◆ Short problem:
Each entry that follows must be output without any deviation.

◆ Data section:
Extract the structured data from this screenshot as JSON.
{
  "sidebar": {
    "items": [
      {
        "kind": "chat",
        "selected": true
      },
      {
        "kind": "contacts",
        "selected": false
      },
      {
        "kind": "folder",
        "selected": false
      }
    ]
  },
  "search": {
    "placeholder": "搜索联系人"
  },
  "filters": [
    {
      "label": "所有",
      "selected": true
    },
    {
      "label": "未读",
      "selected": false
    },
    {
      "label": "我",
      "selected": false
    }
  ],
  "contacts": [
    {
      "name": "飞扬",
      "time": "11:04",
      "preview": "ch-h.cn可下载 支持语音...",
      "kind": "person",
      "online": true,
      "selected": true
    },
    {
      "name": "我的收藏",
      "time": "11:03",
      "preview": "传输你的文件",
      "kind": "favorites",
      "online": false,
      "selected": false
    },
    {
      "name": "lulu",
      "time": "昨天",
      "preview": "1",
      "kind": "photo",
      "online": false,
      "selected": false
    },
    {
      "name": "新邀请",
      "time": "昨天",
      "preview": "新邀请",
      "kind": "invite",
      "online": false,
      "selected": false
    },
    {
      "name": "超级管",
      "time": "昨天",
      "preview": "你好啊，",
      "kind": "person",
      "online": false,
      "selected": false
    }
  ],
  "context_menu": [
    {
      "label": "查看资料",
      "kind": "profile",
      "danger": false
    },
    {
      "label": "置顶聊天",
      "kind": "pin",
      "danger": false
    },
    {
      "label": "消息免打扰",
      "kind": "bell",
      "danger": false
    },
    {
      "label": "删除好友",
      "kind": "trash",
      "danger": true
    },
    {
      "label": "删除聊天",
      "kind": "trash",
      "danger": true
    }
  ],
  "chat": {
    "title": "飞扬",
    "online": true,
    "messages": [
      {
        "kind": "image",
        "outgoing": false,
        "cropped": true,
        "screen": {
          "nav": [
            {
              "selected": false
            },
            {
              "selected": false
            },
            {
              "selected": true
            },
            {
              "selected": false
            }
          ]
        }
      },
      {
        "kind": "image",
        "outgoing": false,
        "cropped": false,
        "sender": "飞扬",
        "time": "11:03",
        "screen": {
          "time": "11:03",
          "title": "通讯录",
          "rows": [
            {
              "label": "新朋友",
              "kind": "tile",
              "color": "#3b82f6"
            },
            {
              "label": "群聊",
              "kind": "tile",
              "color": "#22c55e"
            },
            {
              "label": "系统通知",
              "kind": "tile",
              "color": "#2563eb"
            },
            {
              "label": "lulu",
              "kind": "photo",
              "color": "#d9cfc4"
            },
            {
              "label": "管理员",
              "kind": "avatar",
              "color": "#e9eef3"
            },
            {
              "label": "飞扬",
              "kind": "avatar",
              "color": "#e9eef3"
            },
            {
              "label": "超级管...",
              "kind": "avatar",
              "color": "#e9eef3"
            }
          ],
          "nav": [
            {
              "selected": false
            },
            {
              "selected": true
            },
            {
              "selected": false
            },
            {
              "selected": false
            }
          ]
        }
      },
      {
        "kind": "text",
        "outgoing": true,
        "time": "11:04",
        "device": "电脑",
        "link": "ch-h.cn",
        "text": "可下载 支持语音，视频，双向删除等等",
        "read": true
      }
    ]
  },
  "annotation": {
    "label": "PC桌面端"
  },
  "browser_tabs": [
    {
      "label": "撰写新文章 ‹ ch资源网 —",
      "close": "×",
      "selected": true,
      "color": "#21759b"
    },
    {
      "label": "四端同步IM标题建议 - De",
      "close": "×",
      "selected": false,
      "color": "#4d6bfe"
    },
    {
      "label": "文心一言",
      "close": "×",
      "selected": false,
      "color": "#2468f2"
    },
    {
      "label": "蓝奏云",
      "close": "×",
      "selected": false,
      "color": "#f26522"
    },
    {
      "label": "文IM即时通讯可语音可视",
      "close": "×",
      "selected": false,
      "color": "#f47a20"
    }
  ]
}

◆ Result:
Extract the structured data from this screenshot as JSON.
{
  "sidebar": {
    "items": [
      {
        "kind": "chat",
        "selected": true
      },
      {
        "kind": "contacts",
        "selected": false
      },
      {
        "kind": "folder",
        "selected": false
      }
    ]
  },
  "search": {
    "placeholder": "搜索联系人"
  },
  "filters": [
    {
      "label": "所有",
      "selected": true
    },
    {
      "label": "未读",
      "selected": false
    },
    {
      "label": "我",
      "selected": false
    }
  ],
  "contacts": [
    {
      "name": "飞扬",
      "time": "11:04",
      "preview": "ch-h.cn可下载 支持语音...",
      "kind": "person",
      "online": true,
      "selected": true
    },
    {
      "name": "我的收藏",
      "time": "11:03",
      "preview": "传输你的文件",
      "kind": "favorites",
      "online": false,
      "selected": false
    },
    {
      "name": "lulu",
      "time": "昨天",
      "preview": "1",
      "kind": "photo",
      "online": false,
      "selected": false
    },
    {
      "name": "新邀请",
      "time": "昨天",
      "preview": "新邀请",
      "kind": "invite",
      "online": false,
      "selected": false
    },
    {
      "name": "超级管",
      "time": "昨天",
      "preview": "你好啊，",
      "kind": "person",
      "online": false,
      "selected": false
    }
  ],
  "context_menu": [
    {
      "label": "查看资料",
      "kind": "profile",
      "danger": false
    },
    {
      "label": "置顶聊天",
      "kind": "pin",
      "danger": false
    },
    {
      "label": "消息免打扰",
      "kind": "bell",
      "danger": false
    },
    {
      "label": "删除好友",
      "kind": "trash",
      "danger": true
    },
    {
      "label": "删除聊天",
      "kind": "trash",
      "danger": true
    }
  ],
  "chat": {
    "title": "飞扬",
    "online": true,
    "messages": [
      {
        "kind": "image",
        "outgoing": false,
        "cropped": true,
        "screen": {
          "nav": [
            {
              "selected": false
            },
            {
              "selected": false
            },
            {
              "selected": true
            },
            {
              "selected": false
            }
          ]
        }
      },
      {
        "kind": "image",
        "outgoing": false,
        "cropped": false,
        "sender": "飞扬",
        "time": "11:03",
        "screen": {
          "time": "11:03",
          "title": "通讯录",
          "rows": [
            {
              "label": "新朋友",
              "kind": "tile",
              "color": "#3b82f6"
            },
            {
              "label": "群聊",
              "kind": "tile",
              "color": "#22c55e"
            },
            {
              "label": "系统通知",
              "kind": "tile",
              "color": "#2563eb"
            },
            {
              "label": "lulu",
              "kind": "photo",
              "color": "#d9cfc4"
            },
            {
              "label": "管理员",
              "kind": "avatar",
              "color": "#e9eef3"
            },
            {
              "label": "飞扬",
              "kind": "avatar",
              "color": "#e9eef3"
            },
            {
              "label": "超级管...",
              "kind": "avatar",
              "color": "#e9eef3"
            }
          ],
          "nav": [
            {
              "selected": false
            },
            {
              "selected": true
            },
            {
              "selected": false
            },
            {
              "selected": false
            }
          ]
        }
      },
      {
        "kind": "text",
        "outgoing": true,
        "time": "11:04",
        "device": "电脑",
        "link": "ch-h.cn",
        "text": "可下载 支持语音，视频，双向删除等等",
        "read": true
      }
    ]
  },
  "annotation": {
    "label": "PC桌面端"
  },
  "browser_tabs": [
    {
      "label": "撰写新文章 ‹ ch资源网 —",
      "close": "×",
      "selected": true,
      "color": "#21759b"
    },
    {
      "label": "四端同步IM标题建议 - De",
      "close": "×",
      "selected": false,
      "color": "#4d6bfe"
    },
    {
      "label": "文心一言",
      "close": "×",
      "selected": false,
      "color": "#2468f2"
    },
    {
      "label": "蓝奏云",
      "close": "×",
      "selected": false,
      "color": "#f26522"
    },
    {
      "label": "文IM即时通讯可语音可视",
      "close": "×",
      "selected": false,
      "color": "#f47a20"
    }
  ]
}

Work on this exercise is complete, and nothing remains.